## START Records
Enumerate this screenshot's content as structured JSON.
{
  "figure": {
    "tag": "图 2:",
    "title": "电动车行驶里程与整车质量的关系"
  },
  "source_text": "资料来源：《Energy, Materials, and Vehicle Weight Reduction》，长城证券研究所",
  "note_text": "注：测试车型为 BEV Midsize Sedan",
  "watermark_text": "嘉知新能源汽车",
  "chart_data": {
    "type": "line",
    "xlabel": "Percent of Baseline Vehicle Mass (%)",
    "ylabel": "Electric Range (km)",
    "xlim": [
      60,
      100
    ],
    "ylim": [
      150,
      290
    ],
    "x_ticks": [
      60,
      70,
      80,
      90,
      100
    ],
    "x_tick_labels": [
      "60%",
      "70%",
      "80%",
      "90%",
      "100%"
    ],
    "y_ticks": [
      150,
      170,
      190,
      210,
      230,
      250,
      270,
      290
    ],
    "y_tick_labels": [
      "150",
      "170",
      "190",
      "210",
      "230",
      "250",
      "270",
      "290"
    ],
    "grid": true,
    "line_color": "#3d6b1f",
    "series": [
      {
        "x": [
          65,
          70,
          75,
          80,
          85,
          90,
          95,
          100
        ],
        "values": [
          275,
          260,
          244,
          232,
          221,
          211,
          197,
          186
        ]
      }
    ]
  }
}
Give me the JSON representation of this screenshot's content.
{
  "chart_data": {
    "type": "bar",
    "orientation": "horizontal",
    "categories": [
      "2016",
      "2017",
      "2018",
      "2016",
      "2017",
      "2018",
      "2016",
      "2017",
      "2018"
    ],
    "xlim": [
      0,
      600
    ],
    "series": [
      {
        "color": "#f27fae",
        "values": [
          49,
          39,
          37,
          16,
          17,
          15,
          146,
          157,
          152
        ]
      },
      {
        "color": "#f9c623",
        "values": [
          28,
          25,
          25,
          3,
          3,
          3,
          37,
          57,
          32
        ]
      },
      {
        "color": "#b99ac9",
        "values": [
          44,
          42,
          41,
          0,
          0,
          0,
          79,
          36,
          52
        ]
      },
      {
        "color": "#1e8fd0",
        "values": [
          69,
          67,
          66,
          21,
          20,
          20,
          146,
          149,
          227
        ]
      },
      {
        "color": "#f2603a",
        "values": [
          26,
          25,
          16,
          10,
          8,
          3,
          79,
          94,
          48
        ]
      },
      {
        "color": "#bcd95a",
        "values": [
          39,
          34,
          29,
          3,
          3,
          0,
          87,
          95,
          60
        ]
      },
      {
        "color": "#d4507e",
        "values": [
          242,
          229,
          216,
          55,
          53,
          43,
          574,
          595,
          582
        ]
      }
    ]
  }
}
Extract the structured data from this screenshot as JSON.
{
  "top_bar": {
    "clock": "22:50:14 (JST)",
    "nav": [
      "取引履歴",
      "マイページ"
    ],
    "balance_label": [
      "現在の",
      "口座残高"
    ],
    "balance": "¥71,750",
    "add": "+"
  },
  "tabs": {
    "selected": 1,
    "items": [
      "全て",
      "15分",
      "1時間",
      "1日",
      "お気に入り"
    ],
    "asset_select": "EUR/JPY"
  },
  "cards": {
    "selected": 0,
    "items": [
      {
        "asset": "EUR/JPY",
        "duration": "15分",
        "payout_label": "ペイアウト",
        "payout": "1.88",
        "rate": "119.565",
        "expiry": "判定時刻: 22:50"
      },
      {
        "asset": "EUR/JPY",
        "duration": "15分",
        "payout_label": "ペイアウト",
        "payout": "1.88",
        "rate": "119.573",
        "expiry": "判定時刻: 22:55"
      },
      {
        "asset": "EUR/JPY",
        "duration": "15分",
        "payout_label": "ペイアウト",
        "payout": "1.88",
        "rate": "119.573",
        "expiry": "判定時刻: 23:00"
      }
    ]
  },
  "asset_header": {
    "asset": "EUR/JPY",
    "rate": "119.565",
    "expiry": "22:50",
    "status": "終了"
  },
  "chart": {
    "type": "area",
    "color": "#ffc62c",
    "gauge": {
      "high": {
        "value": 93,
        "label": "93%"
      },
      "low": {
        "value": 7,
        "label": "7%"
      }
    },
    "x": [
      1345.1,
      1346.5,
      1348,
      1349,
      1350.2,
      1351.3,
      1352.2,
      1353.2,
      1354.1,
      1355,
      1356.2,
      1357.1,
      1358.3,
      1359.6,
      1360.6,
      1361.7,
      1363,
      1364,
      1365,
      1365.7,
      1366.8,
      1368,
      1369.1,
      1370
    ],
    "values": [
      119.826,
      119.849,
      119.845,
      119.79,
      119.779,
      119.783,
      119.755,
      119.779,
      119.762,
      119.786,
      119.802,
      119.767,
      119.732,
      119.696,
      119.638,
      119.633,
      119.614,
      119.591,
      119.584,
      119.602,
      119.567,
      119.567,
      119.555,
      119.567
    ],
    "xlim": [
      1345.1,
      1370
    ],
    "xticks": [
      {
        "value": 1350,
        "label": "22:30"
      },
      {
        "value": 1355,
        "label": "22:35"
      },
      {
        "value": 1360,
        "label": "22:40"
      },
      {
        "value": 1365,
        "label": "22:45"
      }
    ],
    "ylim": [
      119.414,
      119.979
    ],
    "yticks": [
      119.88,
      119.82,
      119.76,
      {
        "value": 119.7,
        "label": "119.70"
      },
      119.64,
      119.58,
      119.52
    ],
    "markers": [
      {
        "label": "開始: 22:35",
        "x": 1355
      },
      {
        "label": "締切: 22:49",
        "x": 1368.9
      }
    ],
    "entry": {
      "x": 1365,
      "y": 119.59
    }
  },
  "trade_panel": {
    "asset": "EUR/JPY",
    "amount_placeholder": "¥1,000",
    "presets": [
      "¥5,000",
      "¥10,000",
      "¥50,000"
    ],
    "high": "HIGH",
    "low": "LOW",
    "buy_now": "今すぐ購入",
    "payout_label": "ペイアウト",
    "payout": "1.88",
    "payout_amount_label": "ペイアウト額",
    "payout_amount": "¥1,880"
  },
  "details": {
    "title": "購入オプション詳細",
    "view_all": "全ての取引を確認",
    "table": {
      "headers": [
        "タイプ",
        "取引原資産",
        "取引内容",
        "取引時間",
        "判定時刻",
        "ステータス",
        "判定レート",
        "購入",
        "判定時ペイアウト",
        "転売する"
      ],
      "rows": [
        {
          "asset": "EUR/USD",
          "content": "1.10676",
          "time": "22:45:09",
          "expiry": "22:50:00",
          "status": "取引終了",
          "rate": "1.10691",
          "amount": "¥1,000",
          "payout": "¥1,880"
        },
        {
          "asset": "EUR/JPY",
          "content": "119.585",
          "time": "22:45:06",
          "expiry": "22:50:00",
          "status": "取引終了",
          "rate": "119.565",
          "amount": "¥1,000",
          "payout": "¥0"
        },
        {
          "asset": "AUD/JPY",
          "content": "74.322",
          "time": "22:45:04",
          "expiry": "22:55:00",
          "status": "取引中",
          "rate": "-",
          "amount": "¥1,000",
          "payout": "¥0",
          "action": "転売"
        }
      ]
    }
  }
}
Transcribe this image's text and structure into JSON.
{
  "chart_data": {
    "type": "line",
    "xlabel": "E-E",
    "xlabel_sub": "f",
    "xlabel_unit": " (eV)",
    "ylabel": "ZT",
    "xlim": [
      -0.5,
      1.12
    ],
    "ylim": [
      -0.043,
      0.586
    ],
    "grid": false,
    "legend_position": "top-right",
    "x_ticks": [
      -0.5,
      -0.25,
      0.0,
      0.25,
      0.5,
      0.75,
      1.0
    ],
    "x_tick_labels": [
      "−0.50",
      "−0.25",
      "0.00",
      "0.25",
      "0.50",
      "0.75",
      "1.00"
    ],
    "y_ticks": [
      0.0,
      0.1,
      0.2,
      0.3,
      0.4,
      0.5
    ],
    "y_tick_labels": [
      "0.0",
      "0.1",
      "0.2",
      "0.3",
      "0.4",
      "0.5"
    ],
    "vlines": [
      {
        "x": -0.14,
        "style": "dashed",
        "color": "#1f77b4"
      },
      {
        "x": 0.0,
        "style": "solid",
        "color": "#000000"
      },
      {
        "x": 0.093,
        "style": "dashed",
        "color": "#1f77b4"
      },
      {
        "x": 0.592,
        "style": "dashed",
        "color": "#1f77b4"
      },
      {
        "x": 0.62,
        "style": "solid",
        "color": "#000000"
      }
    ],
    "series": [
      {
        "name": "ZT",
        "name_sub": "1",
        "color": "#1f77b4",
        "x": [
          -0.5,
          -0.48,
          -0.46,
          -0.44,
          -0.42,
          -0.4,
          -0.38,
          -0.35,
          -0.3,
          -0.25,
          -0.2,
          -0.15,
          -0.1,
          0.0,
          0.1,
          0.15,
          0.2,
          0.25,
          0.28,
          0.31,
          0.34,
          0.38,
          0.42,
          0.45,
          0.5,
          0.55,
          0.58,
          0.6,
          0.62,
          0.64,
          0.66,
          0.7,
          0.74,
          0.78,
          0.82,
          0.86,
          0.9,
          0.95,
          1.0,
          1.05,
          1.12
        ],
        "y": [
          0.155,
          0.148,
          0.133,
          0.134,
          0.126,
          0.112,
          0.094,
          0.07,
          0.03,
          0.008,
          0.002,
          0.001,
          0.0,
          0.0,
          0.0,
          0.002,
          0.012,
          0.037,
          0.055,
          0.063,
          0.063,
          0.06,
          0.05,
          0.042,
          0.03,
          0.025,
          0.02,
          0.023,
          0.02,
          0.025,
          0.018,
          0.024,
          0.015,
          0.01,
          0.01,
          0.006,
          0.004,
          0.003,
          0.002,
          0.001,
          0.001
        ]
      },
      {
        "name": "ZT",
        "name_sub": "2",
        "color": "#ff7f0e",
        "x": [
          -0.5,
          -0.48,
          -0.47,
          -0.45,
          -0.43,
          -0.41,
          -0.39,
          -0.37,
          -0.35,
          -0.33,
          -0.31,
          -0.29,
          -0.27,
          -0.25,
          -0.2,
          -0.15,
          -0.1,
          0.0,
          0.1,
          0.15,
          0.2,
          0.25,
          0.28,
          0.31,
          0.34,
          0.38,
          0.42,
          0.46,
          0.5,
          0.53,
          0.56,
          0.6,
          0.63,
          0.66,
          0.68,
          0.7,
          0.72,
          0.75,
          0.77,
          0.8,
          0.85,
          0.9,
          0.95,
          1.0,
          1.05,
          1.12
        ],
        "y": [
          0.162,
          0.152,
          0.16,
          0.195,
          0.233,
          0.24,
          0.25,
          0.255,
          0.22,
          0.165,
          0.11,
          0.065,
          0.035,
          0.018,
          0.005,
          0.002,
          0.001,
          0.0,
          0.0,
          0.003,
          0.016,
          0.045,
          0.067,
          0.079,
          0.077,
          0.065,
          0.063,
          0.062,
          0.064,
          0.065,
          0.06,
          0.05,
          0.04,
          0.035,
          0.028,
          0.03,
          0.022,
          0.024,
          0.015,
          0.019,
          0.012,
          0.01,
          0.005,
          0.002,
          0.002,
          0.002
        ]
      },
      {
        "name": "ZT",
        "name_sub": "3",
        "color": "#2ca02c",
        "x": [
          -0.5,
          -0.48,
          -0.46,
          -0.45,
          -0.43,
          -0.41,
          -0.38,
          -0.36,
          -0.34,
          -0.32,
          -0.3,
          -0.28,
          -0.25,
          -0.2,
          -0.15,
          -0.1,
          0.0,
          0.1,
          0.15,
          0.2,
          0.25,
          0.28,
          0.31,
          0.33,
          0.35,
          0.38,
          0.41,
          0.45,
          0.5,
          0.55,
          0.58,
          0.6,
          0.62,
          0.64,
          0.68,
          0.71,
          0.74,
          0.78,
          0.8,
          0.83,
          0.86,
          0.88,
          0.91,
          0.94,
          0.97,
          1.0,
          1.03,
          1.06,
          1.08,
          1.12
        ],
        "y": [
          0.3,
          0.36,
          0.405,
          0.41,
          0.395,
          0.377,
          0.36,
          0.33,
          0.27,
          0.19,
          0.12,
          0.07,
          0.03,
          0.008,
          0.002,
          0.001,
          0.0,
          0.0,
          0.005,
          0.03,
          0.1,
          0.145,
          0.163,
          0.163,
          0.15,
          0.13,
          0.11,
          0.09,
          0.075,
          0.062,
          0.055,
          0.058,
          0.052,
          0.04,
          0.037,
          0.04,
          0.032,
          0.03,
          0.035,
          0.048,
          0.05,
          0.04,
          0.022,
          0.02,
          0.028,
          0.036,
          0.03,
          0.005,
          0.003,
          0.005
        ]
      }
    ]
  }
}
## END Records
• **Work instructions**
Lines holding the word "content" in the entries above are the ones to pull out. Copy them all.

• **Expected answer**
Enumerate this screenshot's content as structured JSON.
Give me the JSON representation of this screenshot's content.
          "content": "1.10676",
          "content": "119.585",
          "content": "74.322",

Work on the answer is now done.